RECORD EXTRACTS:
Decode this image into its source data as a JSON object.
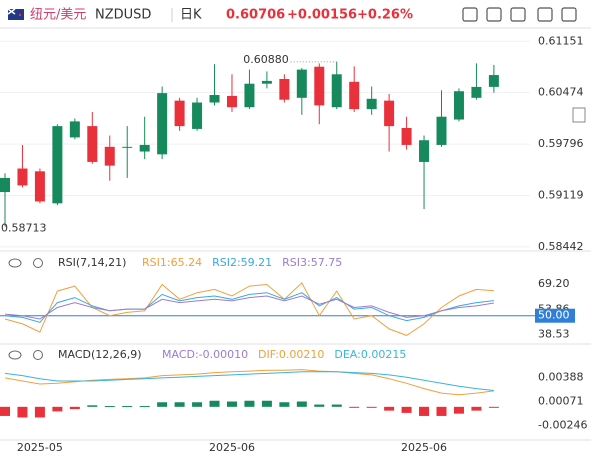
{
  "header": {
    "pair_cn": "纽元/美元",
    "symbol": "NZDUSD",
    "period": "日K",
    "price": "0.60706",
    "change": "+0.00156",
    "change_pct": "+0.26%"
  },
  "chart_data": [
    {
      "type": "candlestick",
      "categories": [
        null,
        null,
        "2025-05",
        null,
        null,
        null,
        null,
        null,
        null,
        null,
        null,
        null,
        null,
        "2025-06",
        null,
        null,
        null,
        null,
        null,
        null,
        null,
        null,
        null,
        null,
        "2025-06",
        null,
        null,
        null,
        null
      ],
      "open": [
        0.59164,
        0.59474,
        0.59437,
        0.59015,
        0.59884,
        0.60033,
        0.5976,
        0.59748,
        0.59698,
        0.59661,
        0.60369,
        0.59996,
        0.60344,
        0.60431,
        0.60282,
        0.60592,
        0.60654,
        0.60406,
        0.60816,
        0.60282,
        0.60617,
        0.60257,
        0.60369,
        0.60008,
        0.59561,
        0.59785,
        0.6012,
        0.60406,
        0.6055
      ],
      "high": [
        0.59412,
        0.59785,
        0.59474,
        0.60058,
        0.60133,
        0.60219,
        0.59909,
        0.60033,
        0.60157,
        0.60555,
        0.60406,
        0.60406,
        0.6085,
        0.60716,
        0.60778,
        0.60754,
        0.60716,
        0.608,
        0.6086,
        0.6088,
        0.6082,
        0.60555,
        0.60456,
        0.60157,
        0.59909,
        0.60505,
        0.6053,
        0.6086,
        0.6084
      ],
      "low": [
        0.58713,
        0.59226,
        0.59015,
        0.5899,
        0.59859,
        0.59536,
        0.59313,
        0.5935,
        0.59599,
        0.59599,
        0.59971,
        0.59971,
        0.60306,
        0.6022,
        0.60257,
        0.6053,
        0.60344,
        0.60182,
        0.60058,
        0.60257,
        0.6022,
        0.60182,
        0.59698,
        0.59723,
        0.5894,
        0.5976,
        0.60095,
        0.60381,
        0.60474
      ],
      "close": [
        0.5935,
        0.59251,
        0.5904,
        0.60033,
        0.60095,
        0.59561,
        0.59512,
        0.5976,
        0.59785,
        0.60468,
        0.60033,
        0.60344,
        0.60443,
        0.60282,
        0.60592,
        0.60629,
        0.60381,
        0.60778,
        0.60306,
        0.60716,
        0.60257,
        0.60393,
        0.60033,
        0.59785,
        0.59847,
        0.60157,
        0.60493,
        0.6055,
        0.60706
      ],
      "up_color": "#168a5c",
      "down_color": "#e8313a",
      "ylim": [
        0.584,
        0.613
      ],
      "yticks": [
        0.61151,
        0.60474,
        0.59796,
        0.59119,
        0.58442
      ],
      "grid": true,
      "max_label": {
        "value": 0.6088,
        "label": "0.60880"
      },
      "min_label": {
        "value": 0.58713,
        "label": "0.58713"
      }
    },
    {
      "type": "line",
      "title": "RSI(7,14,21)",
      "series": [
        {
          "name": "RSI1:65.24",
          "color": "#f0a03c",
          "values": [
            48,
            45,
            40,
            65,
            68,
            55,
            50,
            52,
            53,
            69,
            60,
            64,
            66,
            62,
            68,
            69,
            60,
            70,
            50,
            65,
            48,
            50,
            42,
            38,
            45,
            55,
            62,
            66,
            65.24
          ]
        },
        {
          "name": "RSI2:59.21",
          "color": "#3aa8e0",
          "values": [
            50,
            49,
            46,
            58,
            61,
            56,
            53,
            54,
            54,
            63,
            59,
            61,
            62,
            60,
            63,
            64,
            60,
            64,
            56,
            61,
            54,
            55,
            50,
            47,
            49,
            53,
            56,
            58,
            59.21
          ]
        },
        {
          "name": "RSI3:57.75",
          "color": "#9a7ccf",
          "values": [
            51,
            50,
            48,
            55,
            58,
            55,
            53,
            54,
            54,
            60,
            58,
            59,
            60,
            59,
            61,
            62,
            59,
            62,
            57,
            60,
            55,
            56,
            52,
            49,
            50,
            53,
            55,
            56,
            57.75
          ]
        }
      ],
      "ylim": [
        34,
        76
      ],
      "yticks": [
        {
          "value": 69.2,
          "label": "69.20"
        },
        53.86,
        {
          "value": 50,
          "label": "50.00"
        },
        38.53
      ],
      "reference_line": 50,
      "reference_color": "#2f7ed8"
    },
    {
      "type": "macd",
      "title": "MACD(12,26,9)",
      "histogram": {
        "name": "MACD:-0.00010",
        "up_color": "#168a5c",
        "down_color": "#e8313a",
        "values": [
          -0.0012,
          -0.0014,
          -0.0014,
          -0.0006,
          -0.0003,
          0.0002,
          0.0001,
          0.0001,
          0.0001,
          0.0006,
          0.0006,
          0.0006,
          0.0008,
          0.0007,
          0.0008,
          0.0008,
          0.0006,
          0.0007,
          0.0003,
          0.0003,
          -0.0001,
          -0.0001,
          -0.0005,
          -0.0008,
          -0.0012,
          -0.0012,
          -0.0009,
          -0.0005,
          -0.0001
        ]
      },
      "series": [
        {
          "name": "DIF:0.00210",
          "color": "#f0a03c",
          "values": [
            0.0038,
            0.0034,
            0.003,
            0.0031,
            0.0033,
            0.0035,
            0.0036,
            0.0037,
            0.0038,
            0.0041,
            0.0042,
            0.0043,
            0.0045,
            0.0046,
            0.0047,
            0.0048,
            0.0048,
            0.0049,
            0.0047,
            0.0046,
            0.0044,
            0.0042,
            0.0037,
            0.0031,
            0.0024,
            0.0018,
            0.0016,
            0.0018,
            0.0021
          ]
        },
        {
          "name": "DEA:0.00215",
          "color": "#3ab4d8",
          "values": [
            0.0044,
            0.0041,
            0.0037,
            0.0034,
            0.0034,
            0.0034,
            0.0035,
            0.0036,
            0.0037,
            0.0038,
            0.0039,
            0.004,
            0.0041,
            0.0042,
            0.0043,
            0.0044,
            0.0045,
            0.0046,
            0.0046,
            0.0046,
            0.0045,
            0.0044,
            0.0042,
            0.0039,
            0.0035,
            0.0031,
            0.0027,
            0.0024,
            0.00215
          ]
        }
      ],
      "ylim": [
        -0.0041,
        0.0055
      ],
      "yticks": [
        0.00388,
        0.00071,
        -0.00246
      ]
    }
  ]
}
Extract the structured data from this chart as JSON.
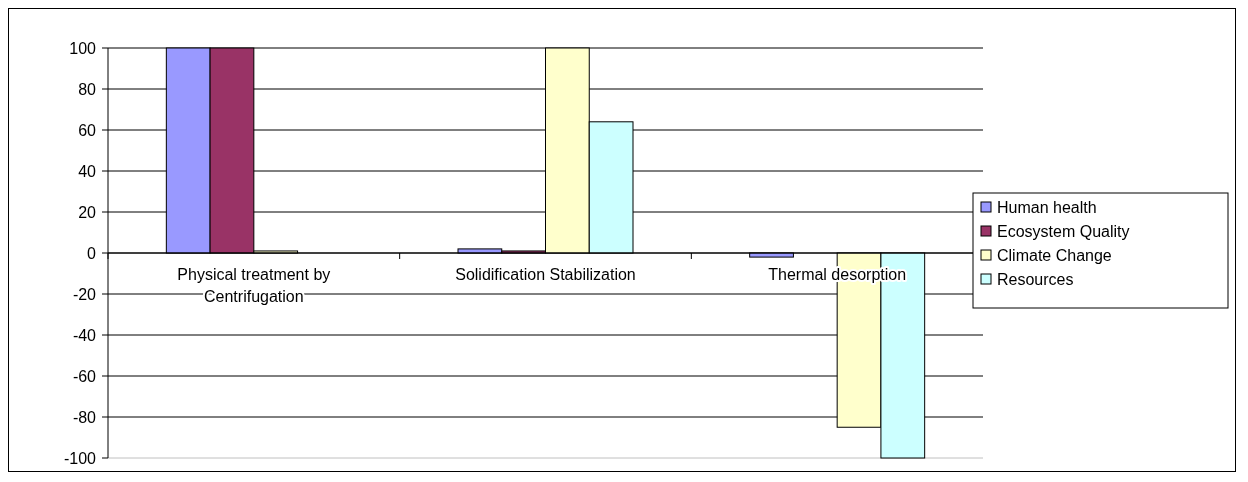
{
  "chart_data": {
    "type": "bar",
    "categories": [
      "Physical treatment by Centrifugation",
      "Solidification Stabilization",
      "Thermal desorption"
    ],
    "series": [
      {
        "name": "Human health",
        "color": "#9999ff",
        "values": [
          100,
          2,
          -2
        ]
      },
      {
        "name": "Ecosystem Quality",
        "color": "#993366",
        "values": [
          100,
          1,
          0
        ]
      },
      {
        "name": "Climate Change",
        "color": "#ffffcc",
        "values": [
          1,
          100,
          -85
        ]
      },
      {
        "name": "Resources",
        "color": "#ccffff",
        "values": [
          0,
          64,
          -100
        ]
      }
    ],
    "ylim": [
      -100,
      100
    ],
    "yticks": [
      -100,
      -80,
      -60,
      -40,
      -20,
      0,
      20,
      40,
      60,
      80,
      100
    ],
    "grid": "y",
    "legend": "right"
  }
}
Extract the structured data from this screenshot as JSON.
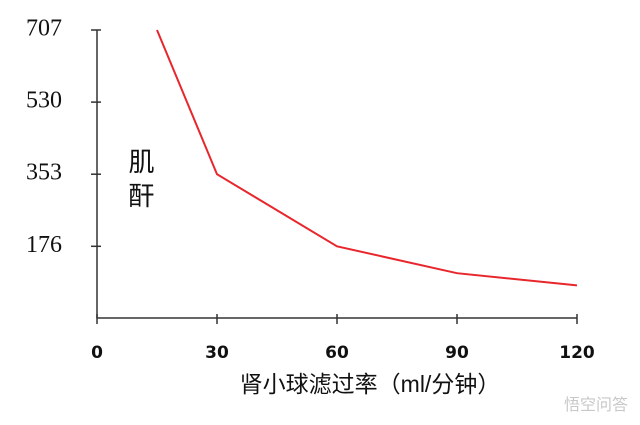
{
  "chart_data": {
    "type": "line",
    "y_label": "肌酐",
    "x_label": "肾小球滤过率（ml/分钟）",
    "x": [
      15,
      30,
      60,
      90,
      120
    ],
    "series": [
      {
        "name": "肌酐",
        "color": "#e8262b",
        "values": [
          707,
          353,
          176,
          110,
          80
        ]
      }
    ],
    "xlim": [
      0,
      120
    ],
    "xticks": [
      0,
      30,
      60,
      90,
      120
    ],
    "ylim": [
      0,
      707
    ],
    "yticks": [
      176,
      353,
      530,
      707
    ],
    "watermark": "悟空问答"
  }
}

TASK BRIEF: Retype exactly, and only, the lines from the one containing "Extract the structured data from this chart" through the end of the material, leaving aside every picture.

CORRECT RESPONSE:
Extract the structured data from this chart as JSON.
{
  "chart_data": {
    "type": "bar",
    "categories": [
      "Physical treatment by Centrifugation",
      "Solidification Stabilization",
      "Thermal desorption"
    ],
    "series": [
      {
        "name": "Human health",
        "color": "#9999ff",
        "values": [
          100,
          2,
          -2
        ]
      },
      {
        "name": "Ecosystem Quality",
        "color": "#993366",
        "values": [
          100,
          1,
          0
        ]
      },
      {
        "name": "Climate Change",
        "color": "#ffffcc",
        "values": [
          1,
          100,
          -85
        ]
      },
      {
        "name": "Resources",
        "color": "#ccffff",
        "values": [
          0,
          64,
          -100
        ]
      }
    ],
    "ylim": [
      -100,
      100
    ],
    "yticks": [
      -100,
      -80,
      -60,
      -40,
      -20,
      0,
      20,
      40,
      60,
      80,
      100
    ],
    "grid": "y",
    "legend": "right"
  }
}
Extract the structured data from this screenshot as JSON.
{
  "chart_data": {
    "type": "line",
    "y_label": "肌酐",
    "x_label": "肾小球滤过率（ml/分钟）",
    "x": [
      15,
      30,
      60,
      90,
      120
    ],
    "series": [
      {
        "name": "肌酐",
        "color": "#e8262b",
        "values": [
          707,
          353,
          176,
          110,
          80
        ]
      }
    ],
    "xlim": [
      0,
      120
    ],
    "xticks": [
      0,
      30,
      60,
      90,
      120
    ],
    "ylim": [
      0,
      707
    ],
    "yticks": [
      176,
      353,
      530,
      707
    ],
    "watermark": "悟空问答"
  }
}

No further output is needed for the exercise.